An exact copy of every record is needed.

— DATA FOR THE TASK —
-- Start --
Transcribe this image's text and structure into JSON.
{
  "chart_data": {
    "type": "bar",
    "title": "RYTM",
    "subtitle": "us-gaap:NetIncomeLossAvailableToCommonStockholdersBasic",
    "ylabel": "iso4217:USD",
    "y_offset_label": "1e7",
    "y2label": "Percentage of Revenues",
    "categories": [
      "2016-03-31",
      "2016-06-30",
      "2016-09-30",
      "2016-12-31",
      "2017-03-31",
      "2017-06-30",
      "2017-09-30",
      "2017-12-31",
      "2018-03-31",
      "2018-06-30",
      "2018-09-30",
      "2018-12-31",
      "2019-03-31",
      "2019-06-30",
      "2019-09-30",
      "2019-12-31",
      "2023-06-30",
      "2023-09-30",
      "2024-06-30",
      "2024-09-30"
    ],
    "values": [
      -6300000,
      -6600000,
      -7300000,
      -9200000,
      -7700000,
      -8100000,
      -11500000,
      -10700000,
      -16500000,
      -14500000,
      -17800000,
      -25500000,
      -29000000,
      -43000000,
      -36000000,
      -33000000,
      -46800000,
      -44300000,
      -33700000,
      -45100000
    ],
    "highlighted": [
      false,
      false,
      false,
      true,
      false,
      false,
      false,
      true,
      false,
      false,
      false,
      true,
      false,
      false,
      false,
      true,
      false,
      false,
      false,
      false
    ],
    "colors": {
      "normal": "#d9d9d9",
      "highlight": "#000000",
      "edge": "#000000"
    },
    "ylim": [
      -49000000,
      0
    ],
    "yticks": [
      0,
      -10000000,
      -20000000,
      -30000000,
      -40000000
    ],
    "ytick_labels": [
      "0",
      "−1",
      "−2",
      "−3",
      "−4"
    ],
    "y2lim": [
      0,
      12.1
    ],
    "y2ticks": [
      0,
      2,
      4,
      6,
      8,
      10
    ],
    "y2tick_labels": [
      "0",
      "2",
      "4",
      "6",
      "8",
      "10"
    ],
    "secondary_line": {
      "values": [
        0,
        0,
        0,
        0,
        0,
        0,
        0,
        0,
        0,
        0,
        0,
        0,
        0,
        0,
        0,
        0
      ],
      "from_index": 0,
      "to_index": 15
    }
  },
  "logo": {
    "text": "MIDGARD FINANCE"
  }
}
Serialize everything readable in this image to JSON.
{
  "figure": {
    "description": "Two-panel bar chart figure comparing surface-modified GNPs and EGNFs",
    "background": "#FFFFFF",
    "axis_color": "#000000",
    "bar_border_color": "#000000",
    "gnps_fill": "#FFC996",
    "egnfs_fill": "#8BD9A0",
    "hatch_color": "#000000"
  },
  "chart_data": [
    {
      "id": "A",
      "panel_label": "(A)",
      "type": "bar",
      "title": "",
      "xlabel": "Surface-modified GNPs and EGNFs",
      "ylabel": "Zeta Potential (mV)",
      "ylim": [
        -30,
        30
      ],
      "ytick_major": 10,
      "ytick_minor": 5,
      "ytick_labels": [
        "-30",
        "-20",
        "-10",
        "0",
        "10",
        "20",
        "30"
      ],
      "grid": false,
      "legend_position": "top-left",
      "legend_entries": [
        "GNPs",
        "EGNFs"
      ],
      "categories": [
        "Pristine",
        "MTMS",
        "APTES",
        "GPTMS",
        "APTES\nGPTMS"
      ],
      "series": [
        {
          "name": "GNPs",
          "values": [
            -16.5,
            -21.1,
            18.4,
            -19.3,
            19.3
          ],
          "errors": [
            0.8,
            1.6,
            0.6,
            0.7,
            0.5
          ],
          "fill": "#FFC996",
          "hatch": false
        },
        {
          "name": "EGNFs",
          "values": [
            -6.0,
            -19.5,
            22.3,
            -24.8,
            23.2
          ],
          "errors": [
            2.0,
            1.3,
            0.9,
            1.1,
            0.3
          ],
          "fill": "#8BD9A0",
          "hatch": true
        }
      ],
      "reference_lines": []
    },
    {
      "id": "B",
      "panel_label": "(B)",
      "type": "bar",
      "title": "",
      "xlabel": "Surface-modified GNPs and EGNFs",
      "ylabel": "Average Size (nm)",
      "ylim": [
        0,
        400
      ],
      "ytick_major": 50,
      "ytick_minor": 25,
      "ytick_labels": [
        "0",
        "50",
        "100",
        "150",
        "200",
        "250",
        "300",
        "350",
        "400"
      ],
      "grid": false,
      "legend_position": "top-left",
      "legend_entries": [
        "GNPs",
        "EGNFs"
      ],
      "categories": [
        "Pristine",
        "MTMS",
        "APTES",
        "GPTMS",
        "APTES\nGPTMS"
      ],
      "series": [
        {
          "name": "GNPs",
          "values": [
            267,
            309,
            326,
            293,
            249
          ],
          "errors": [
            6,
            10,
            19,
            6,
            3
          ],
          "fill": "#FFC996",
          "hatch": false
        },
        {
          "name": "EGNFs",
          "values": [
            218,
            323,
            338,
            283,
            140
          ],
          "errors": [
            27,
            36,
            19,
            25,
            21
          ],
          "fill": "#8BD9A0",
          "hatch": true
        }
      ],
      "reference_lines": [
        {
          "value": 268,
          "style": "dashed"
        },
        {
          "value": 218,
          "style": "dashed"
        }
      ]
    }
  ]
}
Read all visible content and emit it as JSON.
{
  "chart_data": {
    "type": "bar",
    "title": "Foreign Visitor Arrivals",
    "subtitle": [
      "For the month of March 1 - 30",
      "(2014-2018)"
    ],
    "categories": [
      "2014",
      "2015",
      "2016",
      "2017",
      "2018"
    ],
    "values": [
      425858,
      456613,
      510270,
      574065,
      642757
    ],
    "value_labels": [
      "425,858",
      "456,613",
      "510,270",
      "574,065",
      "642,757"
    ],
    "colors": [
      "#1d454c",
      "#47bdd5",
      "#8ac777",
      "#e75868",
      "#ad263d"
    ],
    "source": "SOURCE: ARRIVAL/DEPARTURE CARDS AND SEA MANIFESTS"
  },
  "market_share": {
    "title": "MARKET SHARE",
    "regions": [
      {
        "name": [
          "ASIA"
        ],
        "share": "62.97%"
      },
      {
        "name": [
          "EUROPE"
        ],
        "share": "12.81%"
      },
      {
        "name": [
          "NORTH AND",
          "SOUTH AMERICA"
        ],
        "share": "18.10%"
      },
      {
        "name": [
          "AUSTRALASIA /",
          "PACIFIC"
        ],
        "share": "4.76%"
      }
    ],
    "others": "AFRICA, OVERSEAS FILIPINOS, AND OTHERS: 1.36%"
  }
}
-- End --
— RESULT —
Transcribe this image's text and structure into JSON.
{
  "chart_data": {
    "type": "bar",
    "title": "RYTM",
    "subtitle": "us-gaap:NetIncomeLossAvailableToCommonStockholdersBasic",
    "ylabel": "iso4217:USD",
    "y_offset_label": "1e7",
    "y2label": "Percentage of Revenues",
    "categories": [
      "2016-03-31",
      "2016-06-30",
      "2016-09-30",
      "2016-12-31",
      "2017-03-31",
      "2017-06-30",
      "2017-09-30",
      "2017-12-31",
      "2018-03-31",
      "2018-06-30",
      "2018-09-30",
      "2018-12-31",
      "2019-03-31",
      "2019-06-30",
      "2019-09-30",
      "2019-12-31",
      "2023-06-30",
      "2023-09-30",
      "2024-06-30",
      "2024-09-30"
    ],
    "values": [
      -6300000,
      -6600000,
      -7300000,
      -9200000,
      -7700000,
      -8100000,
      -11500000,
      -10700000,
      -16500000,
      -14500000,
      -17800000,
      -25500000,
      -29000000,
      -43000000,
      -36000000,
      -33000000,
      -46800000,
      -44300000,
      -33700000,
      -45100000
    ],
    "highlighted": [
      false,
      false,
      false,
      true,
      false,
      false,
      false,
      true,
      false,
      false,
      false,
      true,
      false,
      false,
      false,
      true,
      false,
      false,
      false,
      false
    ],
    "colors": {
      "normal": "#d9d9d9",
      "highlight": "#000000",
      "edge": "#000000"
    },
    "ylim": [
      -49000000,
      0
    ],
    "yticks": [
      0,
      -10000000,
      -20000000,
      -30000000,
      -40000000
    ],
    "ytick_labels": [
      "0",
      "−1",
      "−2",
      "−3",
      "−4"
    ],
    "y2lim": [
      0,
      12.1
    ],
    "y2ticks": [
      0,
      2,
      4,
      6,
      8,
      10
    ],
    "y2tick_labels": [
      "0",
      "2",
      "4",
      "6",
      "8",
      "10"
    ],
    "secondary_line": {
      "values": [
        0,
        0,
        0,
        0,
        0,
        0,
        0,
        0,
        0,
        0,
        0,
        0,
        0,
        0,
        0,
        0
      ],
      "from_index": 0,
      "to_index": 15
    }
  },
  "logo": {
    "text": "MIDGARD FINANCE"
  }
}
Serialize everything readable in this image to JSON.
{
  "figure": {
    "description": "Two-panel bar chart figure comparing surface-modified GNPs and EGNFs",
    "background": "#FFFFFF",
    "axis_color": "#000000",
    "bar_border_color": "#000000",
    "gnps_fill": "#FFC996",
    "egnfs_fill": "#8BD9A0",
    "hatch_color": "#000000"
  },
  "chart_data": [
    {
      "id": "A",
      "panel_label": "(A)",
      "type": "bar",
      "title": "",
      "xlabel": "Surface-modified GNPs and EGNFs",
      "ylabel": "Zeta Potential (mV)",
      "ylim": [
        -30,
        30
      ],
      "ytick_major": 10,
      "ytick_minor": 5,
      "ytick_labels": [
        "-30",
        "-20",
        "-10",
        "0",
        "10",
        "20",
        "30"
      ],
      "grid": false,
      "legend_position": "top-left",
      "legend_entries": [
        "GNPs",
        "EGNFs"
      ],
      "categories": [
        "Pristine",
        "MTMS",
        "APTES",
        "GPTMS",
        "APTES\nGPTMS"
      ],
      "series": [
        {
          "name": "GNPs",
          "values": [
            -16.5,
            -21.1,
            18.4,
            -19.3,
            19.3
          ],
          "errors": [
            0.8,
            1.6,
            0.6,
            0.7,
            0.5
          ],
          "fill": "#FFC996",
          "hatch": false
        },
        {
          "name": "EGNFs",
          "values": [
            -6.0,
            -19.5,
            22.3,
            -24.8,
            23.2
          ],
          "errors": [
            2.0,
            1.3,
            0.9,
            1.1,
            0.3
          ],
          "fill": "#8BD9A0",
          "hatch": true
        }
      ],
      "reference_lines": []
    },
    {
      "id": "B",
      "panel_label": "(B)",
      "type": "bar",
      "title": "",
      "xlabel": "Surface-modified GNPs and EGNFs",
      "ylabel": "Average Size (nm)",
      "ylim": [
        0,
        400
      ],
      "ytick_major": 50,
      "ytick_minor": 25,
      "ytick_labels": [
        "0",
        "50",
        "100",
        "150",
        "200",
        "250",
        "300",
        "350",
        "400"
      ],
      "grid": false,
      "legend_position": "top-left",
      "legend_entries": [
        "GNPs",
        "EGNFs"
      ],
      "categories": [
        "Pristine",
        "MTMS",
        "APTES",
        "GPTMS",
        "APTES\nGPTMS"
      ],
      "series": [
        {
          "name": "GNPs",
          "values": [
            267,
            309,
            326,
            293,
            249
          ],
          "errors": [
            6,
            10,
            19,
            6,
            3
          ],
          "fill": "#FFC996",
          "hatch": false
        },
        {
          "name": "EGNFs",
          "values": [
            218,
            323,
            338,
            283,
            140
          ],
          "errors": [
            27,
            36,
            19,
            25,
            21
          ],
          "fill": "#8BD9A0",
          "hatch": true
        }
      ],
      "reference_lines": [
        {
          "value": 268,
          "style": "dashed"
        },
        {
          "value": 218,
          "style": "dashed"
        }
      ]
    }
  ]
}
Read all visible content and emit it as JSON.
{
  "chart_data": {
    "type": "bar",
    "title": "Foreign Visitor Arrivals",
    "subtitle": [
      "For the month of March 1 - 30",
      "(2014-2018)"
    ],
    "categories": [
      "2014",
      "2015",
      "2016",
      "2017",
      "2018"
    ],
    "values": [
      425858,
      456613,
      510270,
      574065,
      642757
    ],
    "value_labels": [
      "425,858",
      "456,613",
      "510,270",
      "574,065",
      "642,757"
    ],
    "colors": [
      "#1d454c",
      "#47bdd5",
      "#8ac777",
      "#e75868",
      "#ad263d"
    ],
    "source": "SOURCE: ARRIVAL/DEPARTURE CARDS AND SEA MANIFESTS"
  },
  "market_share": {
    "title": "MARKET SHARE",
    "regions": [
      {
        "name": [
          "ASIA"
        ],
        "share": "62.97%"
      },
      {
        "name": [
          "EUROPE"
        ],
        "share": "12.81%"
      },
      {
        "name": [
          "NORTH AND",
          "SOUTH AMERICA"
        ],
        "share": "18.10%"
      },
      {
        "name": [
          "AUSTRALASIA /",
          "PACIFIC"
        ],
        "share": "4.76%"
      }
    ],
    "others": "AFRICA, OVERSEAS FILIPINOS, AND OTHERS: 1.36%"
  }
}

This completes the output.